TASK DESCRIPTION
All entries are to be given again verbatim.

(Dataset records)
+++

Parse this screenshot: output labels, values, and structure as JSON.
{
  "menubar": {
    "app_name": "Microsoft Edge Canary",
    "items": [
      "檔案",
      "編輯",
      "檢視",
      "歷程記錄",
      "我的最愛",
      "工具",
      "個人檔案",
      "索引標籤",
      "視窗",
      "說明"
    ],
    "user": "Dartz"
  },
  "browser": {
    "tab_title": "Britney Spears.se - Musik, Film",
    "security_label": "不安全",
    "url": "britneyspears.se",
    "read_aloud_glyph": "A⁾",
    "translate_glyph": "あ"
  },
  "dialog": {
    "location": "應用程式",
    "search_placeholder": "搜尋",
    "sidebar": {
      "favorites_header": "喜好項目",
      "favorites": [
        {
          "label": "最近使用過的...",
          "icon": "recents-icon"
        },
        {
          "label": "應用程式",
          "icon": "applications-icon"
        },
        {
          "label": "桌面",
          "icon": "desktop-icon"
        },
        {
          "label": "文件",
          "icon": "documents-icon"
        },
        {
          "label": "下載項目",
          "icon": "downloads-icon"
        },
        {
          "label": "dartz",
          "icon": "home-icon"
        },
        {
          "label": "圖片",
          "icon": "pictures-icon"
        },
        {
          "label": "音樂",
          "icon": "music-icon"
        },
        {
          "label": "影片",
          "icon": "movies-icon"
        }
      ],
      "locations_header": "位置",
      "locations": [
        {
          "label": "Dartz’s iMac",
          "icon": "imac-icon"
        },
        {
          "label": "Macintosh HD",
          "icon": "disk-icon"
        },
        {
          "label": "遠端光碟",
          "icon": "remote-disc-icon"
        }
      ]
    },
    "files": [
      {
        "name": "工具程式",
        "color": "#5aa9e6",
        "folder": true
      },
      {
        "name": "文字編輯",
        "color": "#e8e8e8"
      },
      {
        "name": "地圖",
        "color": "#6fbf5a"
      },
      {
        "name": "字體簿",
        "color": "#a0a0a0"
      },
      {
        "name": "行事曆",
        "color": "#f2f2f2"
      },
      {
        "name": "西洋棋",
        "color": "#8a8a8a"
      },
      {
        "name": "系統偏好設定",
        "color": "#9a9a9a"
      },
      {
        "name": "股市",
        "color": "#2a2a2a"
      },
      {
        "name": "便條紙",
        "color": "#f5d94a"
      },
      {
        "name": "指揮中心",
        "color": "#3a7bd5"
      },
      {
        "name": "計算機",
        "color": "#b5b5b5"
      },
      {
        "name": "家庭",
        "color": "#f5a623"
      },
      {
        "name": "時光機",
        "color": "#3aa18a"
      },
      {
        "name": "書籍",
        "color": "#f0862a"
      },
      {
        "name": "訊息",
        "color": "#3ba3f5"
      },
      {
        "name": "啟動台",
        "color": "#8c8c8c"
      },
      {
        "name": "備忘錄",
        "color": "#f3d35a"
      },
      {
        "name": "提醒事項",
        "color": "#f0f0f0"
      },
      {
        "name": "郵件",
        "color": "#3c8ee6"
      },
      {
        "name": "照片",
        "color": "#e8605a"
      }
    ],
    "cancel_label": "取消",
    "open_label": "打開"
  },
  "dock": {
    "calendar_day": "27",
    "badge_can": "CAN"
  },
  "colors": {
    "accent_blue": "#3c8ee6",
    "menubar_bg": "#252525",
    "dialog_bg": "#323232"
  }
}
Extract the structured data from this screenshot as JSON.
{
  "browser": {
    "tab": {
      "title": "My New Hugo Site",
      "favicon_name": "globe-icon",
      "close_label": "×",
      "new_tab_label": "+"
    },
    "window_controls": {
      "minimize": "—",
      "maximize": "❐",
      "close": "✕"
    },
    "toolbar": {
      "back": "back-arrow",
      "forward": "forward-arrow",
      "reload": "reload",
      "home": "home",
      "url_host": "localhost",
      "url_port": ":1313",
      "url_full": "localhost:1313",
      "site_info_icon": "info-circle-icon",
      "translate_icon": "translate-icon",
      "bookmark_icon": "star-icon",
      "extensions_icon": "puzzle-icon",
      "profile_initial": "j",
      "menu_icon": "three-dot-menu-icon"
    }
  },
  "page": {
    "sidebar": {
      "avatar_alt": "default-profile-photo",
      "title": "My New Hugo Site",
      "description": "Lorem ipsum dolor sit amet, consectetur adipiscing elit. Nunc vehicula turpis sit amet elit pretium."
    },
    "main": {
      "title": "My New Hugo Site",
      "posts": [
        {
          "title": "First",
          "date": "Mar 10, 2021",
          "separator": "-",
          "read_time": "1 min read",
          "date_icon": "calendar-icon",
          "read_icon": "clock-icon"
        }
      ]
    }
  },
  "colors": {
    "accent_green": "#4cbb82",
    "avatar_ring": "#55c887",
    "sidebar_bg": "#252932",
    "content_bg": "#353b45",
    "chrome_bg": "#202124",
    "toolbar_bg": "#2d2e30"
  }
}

+++

FULL SOLUTION
Parse this screenshot: output labels, values, and structure as JSON.
{
  "menubar": {
    "app_name": "Microsoft Edge Canary",
    "items": [
      "檔案",
      "編輯",
      "檢視",
      "歷程記錄",
      "我的最愛",
      "工具",
      "個人檔案",
      "索引標籤",
      "視窗",
      "說明"
    ],
    "user": "Dartz"
  },
  "browser": {
    "tab_title": "Britney Spears.se - Musik, Film",
    "security_label": "不安全",
    "url": "britneyspears.se",
    "read_aloud_glyph": "A⁾",
    "translate_glyph": "あ"
  },
  "dialog": {
    "location": "應用程式",
    "search_placeholder": "搜尋",
    "sidebar": {
      "favorites_header": "喜好項目",
      "favorites": [
        {
          "label": "最近使用過的...",
          "icon": "recents-icon"
        },
        {
          "label": "應用程式",
          "icon": "applications-icon"
        },
        {
          "label": "桌面",
          "icon": "desktop-icon"
        },
        {
          "label": "文件",
          "icon": "documents-icon"
        },
        {
          "label": "下載項目",
          "icon": "downloads-icon"
        },
        {
          "label": "dartz",
          "icon": "home-icon"
        },
        {
          "label": "圖片",
          "icon": "pictures-icon"
        },
        {
          "label": "音樂",
          "icon": "music-icon"
        },
        {
          "label": "影片",
          "icon": "movies-icon"
        }
      ],
      "locations_header": "位置",
      "locations": [
        {
          "label": "Dartz’s iMac",
          "icon": "imac-icon"
        },
        {
          "label": "Macintosh HD",
          "icon": "disk-icon"
        },
        {
          "label": "遠端光碟",
          "icon": "remote-disc-icon"
        }
      ]
    },
    "files": [
      {
        "name": "工具程式",
        "color": "#5aa9e6",
        "folder": true
      },
      {
        "name": "文字編輯",
        "color": "#e8e8e8"
      },
      {
        "name": "地圖",
        "color": "#6fbf5a"
      },
      {
        "name": "字體簿",
        "color": "#a0a0a0"
      },
      {
        "name": "行事曆",
        "color": "#f2f2f2"
      },
      {
        "name": "西洋棋",
        "color": "#8a8a8a"
      },
      {
        "name": "系統偏好設定",
        "color": "#9a9a9a"
      },
      {
        "name": "股市",
        "color": "#2a2a2a"
      },
      {
        "name": "便條紙",
        "color": "#f5d94a"
      },
      {
        "name": "指揮中心",
        "color": "#3a7bd5"
      },
      {
        "name": "計算機",
        "color": "#b5b5b5"
      },
      {
        "name": "家庭",
        "color": "#f5a623"
      },
      {
        "name": "時光機",
        "color": "#3aa18a"
      },
      {
        "name": "書籍",
        "color": "#f0862a"
      },
      {
        "name": "訊息",
        "color": "#3ba3f5"
      },
      {
        "name": "啟動台",
        "color": "#8c8c8c"
      },
      {
        "name": "備忘錄",
        "color": "#f3d35a"
      },
      {
        "name": "提醒事項",
        "color": "#f0f0f0"
      },
      {
        "name": "郵件",
        "color": "#3c8ee6"
      },
      {
        "name": "照片",
        "color": "#e8605a"
      }
    ],
    "cancel_label": "取消",
    "open_label": "打開"
  },
  "dock": {
    "calendar_day": "27",
    "badge_can": "CAN"
  },
  "colors": {
    "accent_blue": "#3c8ee6",
    "menubar_bg": "#252525",
    "dialog_bg": "#323232"
  }
}
Extract the structured data from this screenshot as JSON.
{
  "browser": {
    "tab": {
      "title": "My New Hugo Site",
      "favicon_name": "globe-icon",
      "close_label": "×",
      "new_tab_label": "+"
    },
    "window_controls": {
      "minimize": "—",
      "maximize": "❐",
      "close": "✕"
    },
    "toolbar": {
      "back": "back-arrow",
      "forward": "forward-arrow",
      "reload": "reload",
      "home": "home",
      "url_host": "localhost",
      "url_port": ":1313",
      "url_full": "localhost:1313",
      "site_info_icon": "info-circle-icon",
      "translate_icon": "translate-icon",
      "bookmark_icon": "star-icon",
      "extensions_icon": "puzzle-icon",
      "profile_initial": "j",
      "menu_icon": "three-dot-menu-icon"
    }
  },
  "page": {
    "sidebar": {
      "avatar_alt": "default-profile-photo",
      "title": "My New Hugo Site",
      "description": "Lorem ipsum dolor sit amet, consectetur adipiscing elit. Nunc vehicula turpis sit amet elit pretium."
    },
    "main": {
      "title": "My New Hugo Site",
      "posts": [
        {
          "title": "First",
          "date": "Mar 10, 2021",
          "separator": "-",
          "read_time": "1 min read",
          "date_icon": "calendar-icon",
          "read_icon": "clock-icon"
        }
      ]
    }
  },
  "colors": {
    "accent_green": "#4cbb82",
    "avatar_ring": "#55c887",
    "sidebar_bg": "#252932",
    "content_bg": "#353b45",
    "chrome_bg": "#202124",
    "toolbar_bg": "#2d2e30"
  }
}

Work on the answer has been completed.